Items listed in a dataset
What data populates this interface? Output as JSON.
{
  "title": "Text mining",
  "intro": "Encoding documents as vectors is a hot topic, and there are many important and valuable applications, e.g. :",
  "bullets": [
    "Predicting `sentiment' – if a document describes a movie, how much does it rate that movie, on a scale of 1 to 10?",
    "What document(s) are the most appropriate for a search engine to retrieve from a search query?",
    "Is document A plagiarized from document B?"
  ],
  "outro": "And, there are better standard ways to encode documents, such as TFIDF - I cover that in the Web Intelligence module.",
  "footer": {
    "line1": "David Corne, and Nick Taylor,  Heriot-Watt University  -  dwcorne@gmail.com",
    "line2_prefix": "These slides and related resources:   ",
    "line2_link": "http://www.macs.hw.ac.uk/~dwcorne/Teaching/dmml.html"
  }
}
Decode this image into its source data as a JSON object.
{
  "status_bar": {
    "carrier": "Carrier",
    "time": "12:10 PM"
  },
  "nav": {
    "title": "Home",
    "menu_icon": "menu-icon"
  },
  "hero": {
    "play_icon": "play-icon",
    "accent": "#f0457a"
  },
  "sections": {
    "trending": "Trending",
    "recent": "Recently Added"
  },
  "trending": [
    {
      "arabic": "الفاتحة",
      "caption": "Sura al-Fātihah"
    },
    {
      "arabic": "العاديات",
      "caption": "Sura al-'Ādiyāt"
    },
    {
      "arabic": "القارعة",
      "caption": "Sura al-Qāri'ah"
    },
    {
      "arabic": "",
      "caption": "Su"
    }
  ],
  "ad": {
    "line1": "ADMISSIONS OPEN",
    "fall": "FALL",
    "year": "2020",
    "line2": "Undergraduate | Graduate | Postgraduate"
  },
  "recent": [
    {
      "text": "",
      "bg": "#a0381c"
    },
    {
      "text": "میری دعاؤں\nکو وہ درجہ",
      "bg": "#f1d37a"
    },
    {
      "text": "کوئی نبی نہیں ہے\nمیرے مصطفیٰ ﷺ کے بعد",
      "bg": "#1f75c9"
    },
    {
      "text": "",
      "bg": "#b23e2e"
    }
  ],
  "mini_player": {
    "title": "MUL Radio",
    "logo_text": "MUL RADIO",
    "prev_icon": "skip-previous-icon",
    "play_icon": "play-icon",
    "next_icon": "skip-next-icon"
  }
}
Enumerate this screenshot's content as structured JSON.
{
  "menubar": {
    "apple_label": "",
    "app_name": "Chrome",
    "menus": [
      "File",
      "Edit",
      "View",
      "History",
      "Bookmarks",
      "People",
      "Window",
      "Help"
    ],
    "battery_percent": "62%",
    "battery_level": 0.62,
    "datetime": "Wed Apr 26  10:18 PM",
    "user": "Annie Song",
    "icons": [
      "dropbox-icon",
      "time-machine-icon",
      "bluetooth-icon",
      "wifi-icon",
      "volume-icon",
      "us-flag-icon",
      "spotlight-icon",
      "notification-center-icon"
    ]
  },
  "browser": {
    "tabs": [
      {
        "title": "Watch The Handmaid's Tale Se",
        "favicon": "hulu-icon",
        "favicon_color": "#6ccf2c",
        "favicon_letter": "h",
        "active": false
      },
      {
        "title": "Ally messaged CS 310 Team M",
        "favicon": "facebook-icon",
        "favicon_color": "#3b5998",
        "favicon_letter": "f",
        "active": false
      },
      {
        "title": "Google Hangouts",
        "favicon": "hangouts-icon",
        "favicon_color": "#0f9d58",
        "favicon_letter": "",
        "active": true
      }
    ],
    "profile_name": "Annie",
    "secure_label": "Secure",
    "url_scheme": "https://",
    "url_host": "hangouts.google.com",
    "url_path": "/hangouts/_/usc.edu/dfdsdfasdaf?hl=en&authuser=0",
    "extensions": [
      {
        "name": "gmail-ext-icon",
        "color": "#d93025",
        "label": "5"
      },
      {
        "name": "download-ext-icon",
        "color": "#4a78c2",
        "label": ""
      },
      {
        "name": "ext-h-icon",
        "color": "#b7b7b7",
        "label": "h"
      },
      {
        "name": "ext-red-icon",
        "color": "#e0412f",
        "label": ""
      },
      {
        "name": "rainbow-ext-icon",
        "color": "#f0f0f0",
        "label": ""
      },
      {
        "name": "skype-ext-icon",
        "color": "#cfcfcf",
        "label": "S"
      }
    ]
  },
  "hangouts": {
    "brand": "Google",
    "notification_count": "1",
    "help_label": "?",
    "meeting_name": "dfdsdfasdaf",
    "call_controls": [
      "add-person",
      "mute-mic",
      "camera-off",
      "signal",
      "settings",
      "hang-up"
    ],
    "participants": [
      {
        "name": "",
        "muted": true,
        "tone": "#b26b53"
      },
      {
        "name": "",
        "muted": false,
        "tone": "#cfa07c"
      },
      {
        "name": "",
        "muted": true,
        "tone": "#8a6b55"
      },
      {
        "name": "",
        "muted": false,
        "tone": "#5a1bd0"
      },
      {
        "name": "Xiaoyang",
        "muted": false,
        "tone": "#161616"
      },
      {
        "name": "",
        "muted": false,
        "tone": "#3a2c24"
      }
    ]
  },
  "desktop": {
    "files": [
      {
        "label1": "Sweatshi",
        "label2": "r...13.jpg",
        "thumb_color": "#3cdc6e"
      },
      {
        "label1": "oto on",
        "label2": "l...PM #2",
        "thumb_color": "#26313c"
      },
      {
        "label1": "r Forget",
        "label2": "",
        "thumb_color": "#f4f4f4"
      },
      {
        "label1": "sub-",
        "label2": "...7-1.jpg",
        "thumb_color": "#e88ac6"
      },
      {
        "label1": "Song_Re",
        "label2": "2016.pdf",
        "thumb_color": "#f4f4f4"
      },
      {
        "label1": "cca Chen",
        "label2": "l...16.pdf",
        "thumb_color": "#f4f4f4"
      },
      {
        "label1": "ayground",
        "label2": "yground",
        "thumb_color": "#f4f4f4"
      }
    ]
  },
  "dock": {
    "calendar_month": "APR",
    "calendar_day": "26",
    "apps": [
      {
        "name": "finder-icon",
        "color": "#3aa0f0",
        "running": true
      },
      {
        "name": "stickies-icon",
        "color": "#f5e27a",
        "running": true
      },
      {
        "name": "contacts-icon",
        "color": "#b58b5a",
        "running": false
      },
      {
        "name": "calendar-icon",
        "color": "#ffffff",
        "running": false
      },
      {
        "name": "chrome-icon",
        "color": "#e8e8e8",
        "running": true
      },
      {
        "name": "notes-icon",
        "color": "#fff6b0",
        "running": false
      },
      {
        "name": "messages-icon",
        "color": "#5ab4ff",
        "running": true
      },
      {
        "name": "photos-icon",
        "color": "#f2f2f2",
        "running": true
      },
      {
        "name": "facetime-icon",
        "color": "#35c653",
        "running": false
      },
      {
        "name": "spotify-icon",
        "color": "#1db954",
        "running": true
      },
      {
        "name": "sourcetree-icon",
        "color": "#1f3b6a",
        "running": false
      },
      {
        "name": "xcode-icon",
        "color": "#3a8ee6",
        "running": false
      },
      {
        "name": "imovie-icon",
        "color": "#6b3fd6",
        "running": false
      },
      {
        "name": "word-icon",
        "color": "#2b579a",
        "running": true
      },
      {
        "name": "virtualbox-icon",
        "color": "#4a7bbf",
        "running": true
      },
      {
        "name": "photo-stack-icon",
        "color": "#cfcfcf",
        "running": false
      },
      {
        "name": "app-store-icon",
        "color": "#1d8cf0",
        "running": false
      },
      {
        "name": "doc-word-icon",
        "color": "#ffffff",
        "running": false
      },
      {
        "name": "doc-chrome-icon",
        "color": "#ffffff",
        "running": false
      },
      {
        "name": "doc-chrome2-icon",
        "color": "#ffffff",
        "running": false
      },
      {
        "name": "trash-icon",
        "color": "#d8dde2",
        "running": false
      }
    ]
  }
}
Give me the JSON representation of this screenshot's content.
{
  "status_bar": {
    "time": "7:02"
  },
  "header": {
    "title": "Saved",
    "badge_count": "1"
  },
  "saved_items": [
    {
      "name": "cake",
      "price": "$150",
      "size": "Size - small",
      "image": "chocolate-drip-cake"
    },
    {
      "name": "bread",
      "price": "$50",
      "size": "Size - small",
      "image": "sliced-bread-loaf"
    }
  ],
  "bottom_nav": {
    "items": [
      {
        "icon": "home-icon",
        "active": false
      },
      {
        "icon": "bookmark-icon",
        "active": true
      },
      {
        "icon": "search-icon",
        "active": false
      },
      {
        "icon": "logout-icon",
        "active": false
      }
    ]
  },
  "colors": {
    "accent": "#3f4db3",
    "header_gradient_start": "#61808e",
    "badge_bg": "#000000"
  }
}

• EXERCISE: Take every line above carrying "cake" and return it.

• SOLVED PROBLEM:
      "name": "cake",
      "image": "chocolate-drip-cake"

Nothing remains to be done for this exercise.